### Task directions
Nothing but the lines from the one containing "Serialize everything readable" to the end of the data should be returned, each exactly as written.

### Record extracts
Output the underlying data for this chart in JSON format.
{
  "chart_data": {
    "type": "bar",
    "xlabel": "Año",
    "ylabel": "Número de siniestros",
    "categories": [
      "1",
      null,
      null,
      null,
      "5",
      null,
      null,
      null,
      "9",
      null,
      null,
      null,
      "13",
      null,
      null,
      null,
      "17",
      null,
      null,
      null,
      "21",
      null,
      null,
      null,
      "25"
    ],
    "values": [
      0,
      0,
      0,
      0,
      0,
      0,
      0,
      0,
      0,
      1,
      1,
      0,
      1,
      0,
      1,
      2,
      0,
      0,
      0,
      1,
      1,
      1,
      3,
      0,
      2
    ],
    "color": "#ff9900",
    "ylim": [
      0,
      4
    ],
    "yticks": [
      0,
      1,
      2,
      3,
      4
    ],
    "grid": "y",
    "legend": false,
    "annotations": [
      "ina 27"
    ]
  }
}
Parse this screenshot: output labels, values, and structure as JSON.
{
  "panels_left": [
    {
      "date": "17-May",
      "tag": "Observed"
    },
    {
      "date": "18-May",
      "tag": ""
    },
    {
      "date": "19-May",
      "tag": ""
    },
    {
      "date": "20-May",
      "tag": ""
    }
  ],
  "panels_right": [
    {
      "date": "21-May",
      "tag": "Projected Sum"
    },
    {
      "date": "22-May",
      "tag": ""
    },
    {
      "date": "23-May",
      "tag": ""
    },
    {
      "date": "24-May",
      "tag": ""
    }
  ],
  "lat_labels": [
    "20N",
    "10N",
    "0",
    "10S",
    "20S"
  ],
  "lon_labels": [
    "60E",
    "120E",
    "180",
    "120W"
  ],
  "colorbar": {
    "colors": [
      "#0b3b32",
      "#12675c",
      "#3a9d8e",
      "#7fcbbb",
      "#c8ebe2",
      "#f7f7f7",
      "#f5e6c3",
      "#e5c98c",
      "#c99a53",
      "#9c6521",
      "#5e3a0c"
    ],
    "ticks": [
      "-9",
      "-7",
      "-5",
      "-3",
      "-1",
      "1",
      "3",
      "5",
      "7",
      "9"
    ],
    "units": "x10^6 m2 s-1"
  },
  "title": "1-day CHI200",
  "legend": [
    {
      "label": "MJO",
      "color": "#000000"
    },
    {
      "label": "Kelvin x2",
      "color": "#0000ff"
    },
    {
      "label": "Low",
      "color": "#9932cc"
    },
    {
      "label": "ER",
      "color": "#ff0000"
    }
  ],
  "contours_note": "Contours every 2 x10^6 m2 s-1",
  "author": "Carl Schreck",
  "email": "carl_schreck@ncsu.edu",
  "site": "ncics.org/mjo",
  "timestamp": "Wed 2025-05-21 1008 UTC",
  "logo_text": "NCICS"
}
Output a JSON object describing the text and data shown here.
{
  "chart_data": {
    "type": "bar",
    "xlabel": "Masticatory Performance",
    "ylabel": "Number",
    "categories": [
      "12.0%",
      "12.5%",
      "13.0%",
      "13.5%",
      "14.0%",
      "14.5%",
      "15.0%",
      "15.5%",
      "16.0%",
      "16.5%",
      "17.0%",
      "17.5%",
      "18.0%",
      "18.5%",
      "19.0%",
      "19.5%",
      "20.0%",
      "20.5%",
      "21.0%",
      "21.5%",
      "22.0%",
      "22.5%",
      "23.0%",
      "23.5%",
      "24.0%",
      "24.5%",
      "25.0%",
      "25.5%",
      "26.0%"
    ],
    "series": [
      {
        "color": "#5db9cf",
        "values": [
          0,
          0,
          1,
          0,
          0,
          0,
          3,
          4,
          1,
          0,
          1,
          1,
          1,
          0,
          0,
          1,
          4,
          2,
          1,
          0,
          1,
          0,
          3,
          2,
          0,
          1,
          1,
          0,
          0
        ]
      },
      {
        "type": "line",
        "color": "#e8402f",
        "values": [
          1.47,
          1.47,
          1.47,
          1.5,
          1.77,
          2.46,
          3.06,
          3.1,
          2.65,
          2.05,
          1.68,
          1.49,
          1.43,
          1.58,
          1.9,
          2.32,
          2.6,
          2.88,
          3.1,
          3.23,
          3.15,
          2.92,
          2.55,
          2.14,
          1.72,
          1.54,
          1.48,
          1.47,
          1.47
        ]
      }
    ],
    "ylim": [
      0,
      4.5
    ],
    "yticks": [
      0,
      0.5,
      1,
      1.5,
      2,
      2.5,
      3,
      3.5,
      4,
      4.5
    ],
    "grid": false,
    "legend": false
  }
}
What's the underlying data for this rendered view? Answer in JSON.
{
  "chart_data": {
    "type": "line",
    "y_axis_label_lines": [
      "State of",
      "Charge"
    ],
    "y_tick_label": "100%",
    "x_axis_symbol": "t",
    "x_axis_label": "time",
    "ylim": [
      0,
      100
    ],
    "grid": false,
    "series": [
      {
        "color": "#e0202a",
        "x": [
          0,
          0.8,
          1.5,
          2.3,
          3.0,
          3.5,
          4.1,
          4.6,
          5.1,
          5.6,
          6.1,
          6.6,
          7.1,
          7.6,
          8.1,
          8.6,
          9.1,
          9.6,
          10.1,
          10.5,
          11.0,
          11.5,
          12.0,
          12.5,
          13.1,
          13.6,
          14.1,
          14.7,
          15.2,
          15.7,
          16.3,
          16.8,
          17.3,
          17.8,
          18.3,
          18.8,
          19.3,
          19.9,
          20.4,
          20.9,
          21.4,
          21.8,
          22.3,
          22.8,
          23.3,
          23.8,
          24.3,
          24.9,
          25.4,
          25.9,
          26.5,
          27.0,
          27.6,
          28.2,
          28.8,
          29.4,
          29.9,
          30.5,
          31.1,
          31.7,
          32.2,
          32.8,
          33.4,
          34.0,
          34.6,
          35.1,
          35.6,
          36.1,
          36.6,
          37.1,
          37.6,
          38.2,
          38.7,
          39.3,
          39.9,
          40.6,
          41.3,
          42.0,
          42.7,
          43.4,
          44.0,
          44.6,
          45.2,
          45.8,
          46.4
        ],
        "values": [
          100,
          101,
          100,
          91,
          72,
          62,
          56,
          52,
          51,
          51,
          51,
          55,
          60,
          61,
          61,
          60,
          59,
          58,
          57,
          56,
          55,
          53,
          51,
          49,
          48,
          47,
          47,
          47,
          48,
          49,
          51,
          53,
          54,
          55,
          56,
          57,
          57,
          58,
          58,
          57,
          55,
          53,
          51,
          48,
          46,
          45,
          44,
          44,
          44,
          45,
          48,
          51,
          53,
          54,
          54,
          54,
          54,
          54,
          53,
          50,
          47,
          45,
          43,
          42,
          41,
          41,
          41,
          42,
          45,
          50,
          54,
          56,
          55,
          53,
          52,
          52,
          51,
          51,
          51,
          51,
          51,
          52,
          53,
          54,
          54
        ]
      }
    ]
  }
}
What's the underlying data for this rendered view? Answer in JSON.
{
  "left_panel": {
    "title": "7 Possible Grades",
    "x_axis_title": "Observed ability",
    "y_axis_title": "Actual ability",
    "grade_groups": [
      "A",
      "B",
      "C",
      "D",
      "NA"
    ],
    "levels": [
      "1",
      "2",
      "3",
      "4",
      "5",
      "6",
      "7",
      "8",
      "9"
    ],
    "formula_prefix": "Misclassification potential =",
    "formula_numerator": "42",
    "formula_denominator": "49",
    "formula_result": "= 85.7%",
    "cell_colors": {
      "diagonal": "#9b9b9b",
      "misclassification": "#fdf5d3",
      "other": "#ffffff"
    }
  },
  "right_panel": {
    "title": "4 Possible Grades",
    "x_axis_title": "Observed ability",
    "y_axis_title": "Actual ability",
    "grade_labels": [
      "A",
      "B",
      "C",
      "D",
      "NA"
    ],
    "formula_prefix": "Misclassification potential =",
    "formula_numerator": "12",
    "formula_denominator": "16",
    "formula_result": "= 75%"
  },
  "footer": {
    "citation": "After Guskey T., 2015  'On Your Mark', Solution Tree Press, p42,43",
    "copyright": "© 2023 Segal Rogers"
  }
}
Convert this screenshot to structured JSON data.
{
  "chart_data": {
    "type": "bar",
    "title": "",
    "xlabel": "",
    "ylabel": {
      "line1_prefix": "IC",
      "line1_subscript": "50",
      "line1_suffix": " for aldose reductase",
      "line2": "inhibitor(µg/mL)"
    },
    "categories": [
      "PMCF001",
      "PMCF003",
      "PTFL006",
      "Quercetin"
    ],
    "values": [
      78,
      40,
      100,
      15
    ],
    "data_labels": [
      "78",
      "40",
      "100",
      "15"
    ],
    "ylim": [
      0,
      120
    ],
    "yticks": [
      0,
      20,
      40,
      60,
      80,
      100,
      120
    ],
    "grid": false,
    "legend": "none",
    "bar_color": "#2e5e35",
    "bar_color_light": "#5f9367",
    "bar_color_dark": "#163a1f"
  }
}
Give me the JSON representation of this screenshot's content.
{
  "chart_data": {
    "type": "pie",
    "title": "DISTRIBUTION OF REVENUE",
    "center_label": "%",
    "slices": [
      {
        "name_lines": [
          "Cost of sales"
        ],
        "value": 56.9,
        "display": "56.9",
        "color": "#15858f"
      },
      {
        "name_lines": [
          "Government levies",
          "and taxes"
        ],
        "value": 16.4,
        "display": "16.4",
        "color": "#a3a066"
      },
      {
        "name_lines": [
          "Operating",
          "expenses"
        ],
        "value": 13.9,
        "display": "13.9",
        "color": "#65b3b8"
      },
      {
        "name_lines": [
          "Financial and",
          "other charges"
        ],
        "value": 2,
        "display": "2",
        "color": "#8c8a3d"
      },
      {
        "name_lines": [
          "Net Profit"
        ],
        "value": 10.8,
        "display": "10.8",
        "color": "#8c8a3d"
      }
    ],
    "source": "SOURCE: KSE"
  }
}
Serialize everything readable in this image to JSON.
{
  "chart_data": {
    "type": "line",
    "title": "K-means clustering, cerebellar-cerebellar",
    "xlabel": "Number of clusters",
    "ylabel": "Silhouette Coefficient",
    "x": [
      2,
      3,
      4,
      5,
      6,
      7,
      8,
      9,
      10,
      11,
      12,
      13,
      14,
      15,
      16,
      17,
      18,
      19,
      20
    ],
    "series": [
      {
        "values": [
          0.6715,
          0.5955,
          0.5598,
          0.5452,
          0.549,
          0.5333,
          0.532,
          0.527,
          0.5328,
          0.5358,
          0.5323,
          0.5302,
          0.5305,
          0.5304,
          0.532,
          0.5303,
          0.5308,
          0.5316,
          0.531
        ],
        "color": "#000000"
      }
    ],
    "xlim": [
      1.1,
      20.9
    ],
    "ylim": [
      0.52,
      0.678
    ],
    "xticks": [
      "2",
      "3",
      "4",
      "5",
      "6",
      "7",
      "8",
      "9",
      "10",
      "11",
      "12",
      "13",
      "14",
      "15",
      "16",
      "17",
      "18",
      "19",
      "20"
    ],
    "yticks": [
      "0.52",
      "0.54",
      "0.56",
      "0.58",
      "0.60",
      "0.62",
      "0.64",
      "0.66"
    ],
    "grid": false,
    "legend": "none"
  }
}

### Solution to the problem
Serialize everything readable in this image to JSON.
{
  "chart_data": {
    "type": "line",
    "title": "K-means clustering, cerebellar-cerebellar",
    "xlabel": "Number of clusters",
    "ylabel": "Silhouette Coefficient",
    "x": [
      2,
      3,
      4,
      5,
      6,
      7,
      8,
      9,
      10,
      11,
      12,
      13,
      14,
      15,
      16,
      17,
      18,
      19,
      20
    ],
    "series": [
      {
        "values": [
          0.6715,
          0.5955,
          0.5598,
          0.5452,
          0.549,
          0.5333,
          0.532,
          0.527,
          0.5328,
          0.5358,
          0.5323,
          0.5302,
          0.5305,
          0.5304,
          0.532,
          0.5303,
          0.5308,
          0.5316,
          0.531
        ],
        "color": "#000000"
      }
    ],
    "xlim": [
      1.1,
      20.9
    ],
    "ylim": [
      0.52,
      0.678
    ],
    "xticks": [
      "2",
      "3",
      "4",
      "5",
      "6",
      "7",
      "8",
      "9",
      "10",
      "11",
      "12",
      "13",
      "14",
      "15",
      "16",
      "17",
      "18",
      "19",
      "20"
    ],
    "yticks": [
      "0.52",
      "0.54",
      "0.56",
      "0.58",
      "0.60",
      "0.62",
      "0.64",
      "0.66"
    ],
    "grid": false,
    "legend": "none"
  }
}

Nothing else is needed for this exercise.